Challenge → Search the material for the string "Yamaha", then return every line where it is found.

Records shown →

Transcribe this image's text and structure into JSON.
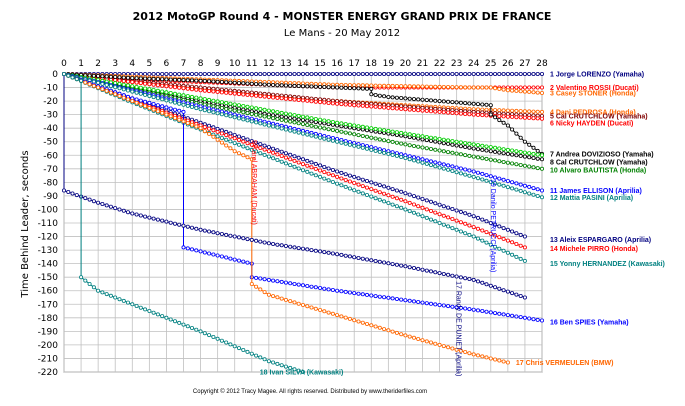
{
  "chart_data": {
    "type": "line",
    "title": "2012 MotoGP Round 4 - MONSTER ENERGY GRAND PRIX DE FRANCE",
    "subtitle": "Le Mans - 20 May 2012",
    "ylabel": "Time Behind Leader, seconds",
    "xlabel": "",
    "xlim": [
      0,
      28
    ],
    "ylim": [
      -220,
      0
    ],
    "x_ticks": [
      "0",
      "1",
      "2",
      "3",
      "4",
      "5",
      "6",
      "7",
      "8",
      "9",
      "10",
      "11",
      "12",
      "13",
      "14",
      "15",
      "16",
      "17",
      "18",
      "19",
      "20",
      "21",
      "22",
      "23",
      "24",
      "25",
      "26",
      "27",
      "28"
    ],
    "y_ticks": [
      "0",
      "-10",
      "-20",
      "-30",
      "-40",
      "-50",
      "-60",
      "-70",
      "-80",
      "-90",
      "-100",
      "-110",
      "-120",
      "-130",
      "-140",
      "-150",
      "-160",
      "-170",
      "-180",
      "-190",
      "-200",
      "-210",
      "-220"
    ],
    "grid": true,
    "legend_placement": "right, at end of each line",
    "footer": "Copyright © 2012 Tracy Magee. All rights reserved. Distributed by www.theriderfiles.com",
    "series": [
      {
        "name": "1 Jorge LORENZO (Yamaha)",
        "color": "#000080",
        "label_lap": 28,
        "label_value": 0,
        "points": [
          [
            0,
            0
          ],
          [
            28,
            0
          ]
        ]
      },
      {
        "name": "2 Valentino ROSSI (Ducati)",
        "color": "#ff0000",
        "label_lap": 28,
        "label_value": -10,
        "points": [
          [
            0,
            0
          ],
          [
            4,
            -4
          ],
          [
            8,
            -6
          ],
          [
            12,
            -8
          ],
          [
            16,
            -10
          ],
          [
            20,
            -10
          ],
          [
            24,
            -10
          ],
          [
            28,
            -10
          ]
        ]
      },
      {
        "name": "3 Casey STONER (Honda)",
        "color": "#ff6600",
        "label_lap": 28,
        "label_value": -14,
        "points": [
          [
            0,
            0
          ],
          [
            4,
            -2
          ],
          [
            8,
            -4
          ],
          [
            12,
            -6
          ],
          [
            16,
            -8
          ],
          [
            20,
            -9
          ],
          [
            24,
            -10
          ],
          [
            25,
            -10
          ],
          [
            26,
            -12
          ],
          [
            28,
            -14
          ]
        ]
      },
      {
        "name": "4 Dani PEDROSA (Honda)",
        "color": "#ff6600",
        "label_lap": 28,
        "label_value": -28,
        "points": [
          [
            0,
            0
          ],
          [
            4,
            -6
          ],
          [
            8,
            -11
          ],
          [
            12,
            -16
          ],
          [
            16,
            -20
          ],
          [
            20,
            -23
          ],
          [
            24,
            -26
          ],
          [
            28,
            -28
          ]
        ]
      },
      {
        "name": "5 Cal CRUTCHLOW (Yamaha)",
        "color": "#800000",
        "label_lap": 28,
        "label_value": -31,
        "points": [
          [
            0,
            0
          ],
          [
            4,
            -5
          ],
          [
            8,
            -10
          ],
          [
            12,
            -15
          ],
          [
            16,
            -20
          ],
          [
            20,
            -24
          ],
          [
            24,
            -28
          ],
          [
            28,
            -31
          ]
        ]
      },
      {
        "name": "6 Nicky HAYDEN (Ducati)",
        "color": "#ff0000",
        "label_lap": 28,
        "label_value": -36,
        "points": [
          [
            0,
            0
          ],
          [
            4,
            -6
          ],
          [
            8,
            -12
          ],
          [
            12,
            -17
          ],
          [
            16,
            -22
          ],
          [
            20,
            -26
          ],
          [
            24,
            -30
          ],
          [
            28,
            -33
          ]
        ]
      },
      {
        "name": "7 Andrea DOVIZIOSO (Yamaha)",
        "color": "#000000",
        "label_lap": 28,
        "label_value": -59,
        "points": [
          [
            0,
            0
          ],
          [
            4,
            -3
          ],
          [
            8,
            -5
          ],
          [
            12,
            -8
          ],
          [
            16,
            -10
          ],
          [
            18,
            -11
          ],
          [
            18,
            -15
          ],
          [
            19,
            -17
          ],
          [
            25,
            -23
          ],
          [
            25,
            -30
          ],
          [
            26,
            -38
          ],
          [
            27,
            -50
          ],
          [
            28,
            -59
          ]
        ]
      },
      {
        "name": "8 Cal CRUTCHLOW (Yamaha)",
        "color": "#000000",
        "label_lap": 28,
        "label_value": -65,
        "points": [
          [
            0,
            0
          ],
          [
            4,
            -10
          ],
          [
            8,
            -20
          ],
          [
            12,
            -30
          ],
          [
            16,
            -38
          ],
          [
            20,
            -46
          ],
          [
            24,
            -55
          ],
          [
            28,
            -63
          ]
        ]
      },
      {
        "name": "10 Alvaro BAUTISTA (Honda)",
        "color": "#008000",
        "label_lap": 28,
        "label_value": -71,
        "points": [
          [
            0,
            0
          ],
          [
            4,
            -11
          ],
          [
            8,
            -22
          ],
          [
            12,
            -32
          ],
          [
            16,
            -42
          ],
          [
            20,
            -52
          ],
          [
            24,
            -61
          ],
          [
            28,
            -70
          ]
        ]
      },
      {
        "name": "green2",
        "color": "#00cc00",
        "label_lap": null,
        "label_value": null,
        "points": [
          [
            0,
            0
          ],
          [
            4,
            -9
          ],
          [
            8,
            -18
          ],
          [
            12,
            -27
          ],
          [
            16,
            -36
          ],
          [
            20,
            -44
          ],
          [
            24,
            -52
          ],
          [
            28,
            -60
          ]
        ]
      },
      {
        "name": "11 James ELLISON (Aprilia)",
        "color": "#0000ff",
        "label_lap": 28,
        "label_value": -86,
        "points": [
          [
            0,
            0
          ],
          [
            4,
            -12
          ],
          [
            8,
            -24
          ],
          [
            12,
            -36
          ],
          [
            16,
            -48
          ],
          [
            20,
            -60
          ],
          [
            24,
            -72
          ],
          [
            28,
            -86
          ]
        ]
      },
      {
        "name": "12 Mattia PASINI (Aprilia)",
        "color": "#008080",
        "label_lap": 28,
        "label_value": -91,
        "points": [
          [
            0,
            0
          ],
          [
            4,
            -13
          ],
          [
            8,
            -26
          ],
          [
            12,
            -38
          ],
          [
            16,
            -50
          ],
          [
            20,
            -62
          ],
          [
            24,
            -76
          ],
          [
            28,
            -91
          ]
        ]
      },
      {
        "name": "13 Aleix ESPARGARO (Aprilia)",
        "color": "#000080",
        "label_lap": 28,
        "label_value": -122,
        "points": [
          [
            0,
            0
          ],
          [
            4,
            -18
          ],
          [
            8,
            -36
          ],
          [
            12,
            -54
          ],
          [
            16,
            -72
          ],
          [
            20,
            -88
          ],
          [
            24,
            -105
          ],
          [
            27,
            -120
          ]
        ]
      },
      {
        "name": "14 Michele PIRRO (Honda)",
        "color": "#ff0000",
        "label_lap": 28,
        "label_value": -129,
        "points": [
          [
            0,
            0
          ],
          [
            4,
            -19
          ],
          [
            8,
            -38
          ],
          [
            12,
            -57
          ],
          [
            16,
            -76
          ],
          [
            20,
            -94
          ],
          [
            24,
            -113
          ],
          [
            27,
            -128
          ]
        ]
      },
      {
        "name": "15 Yonny HERNANDEZ (Kawasaki)",
        "color": "#008080",
        "label_lap": 28,
        "label_value": -140,
        "points": [
          [
            0,
            0
          ],
          [
            4,
            -21
          ],
          [
            8,
            -41
          ],
          [
            12,
            -61
          ],
          [
            16,
            -81
          ],
          [
            20,
            -100
          ],
          [
            24,
            -120
          ],
          [
            27,
            -138
          ]
        ]
      },
      {
        "name": "16 Ben SPIES (Yamaha)",
        "color": "#0000ff",
        "label_lap": 28,
        "label_value": -183,
        "points": [
          [
            0,
            0
          ],
          [
            4,
            -18
          ],
          [
            7,
            -28
          ],
          [
            7,
            -128
          ],
          [
            11,
            -140
          ],
          [
            11,
            -150
          ],
          [
            16,
            -160
          ],
          [
            20,
            -167
          ],
          [
            24,
            -174
          ],
          [
            28,
            -182
          ]
        ]
      },
      {
        "name": "17 Chris VERMEULEN (BMW)",
        "color": "#ff6600",
        "label_lap": 26,
        "label_value": -213,
        "points": [
          [
            0,
            0
          ],
          [
            4,
            -20
          ],
          [
            8,
            -40
          ],
          [
            10,
            -57
          ],
          [
            11,
            -63
          ],
          [
            11,
            -155
          ],
          [
            12,
            -163
          ],
          [
            16,
            -178
          ],
          [
            20,
            -193
          ],
          [
            24,
            -207
          ],
          [
            26,
            -213
          ]
        ]
      },
      {
        "name": "Fast lap leader",
        "color": "#000080",
        "label_lap": null,
        "label_value": null,
        "points": [
          [
            0,
            0
          ],
          [
            0,
            -86
          ],
          [
            2,
            -95
          ],
          [
            4,
            -103
          ],
          [
            8,
            -115
          ],
          [
            12,
            -125
          ],
          [
            16,
            -133
          ],
          [
            20,
            -142
          ],
          [
            24,
            -152
          ],
          [
            27,
            -165
          ]
        ]
      },
      {
        "name": "18 Ivan SILVA (Kawasaki)",
        "color": "#008080",
        "label_lap": 11,
        "label_value": -220,
        "points": [
          [
            0,
            0
          ],
          [
            1,
            -5
          ],
          [
            1,
            -150
          ],
          [
            2,
            -160
          ],
          [
            4,
            -170
          ],
          [
            8,
            -190
          ],
          [
            12,
            -212
          ],
          [
            14,
            -220
          ]
        ]
      }
    ],
    "rotated_labels": [
      {
        "text": "9 Karel ABRAHAM (Ducati)",
        "color": "#ff0000",
        "lap": 11,
        "value": -80
      },
      {
        "text": "19 Danilo PETRUCCI (Aprilia)",
        "color": "#0000ff",
        "lap": 25,
        "value": -112
      },
      {
        "text": "17 Randy DE PUNIET (Aprilia)",
        "color": "#000080",
        "lap": 23,
        "value": -188
      }
    ]
  }
}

Result →
        "name": "1 Jorge LORENZO (Yamaha)",
        "name": "5 Cal CRUTCHLOW (Yamaha)",
        "name": "7 Andrea DOVIZIOSO (Yamaha)",
        "name": "8 Cal CRUTCHLOW (Yamaha)",
        "name": "16 Ben SPIES (Yamaha)",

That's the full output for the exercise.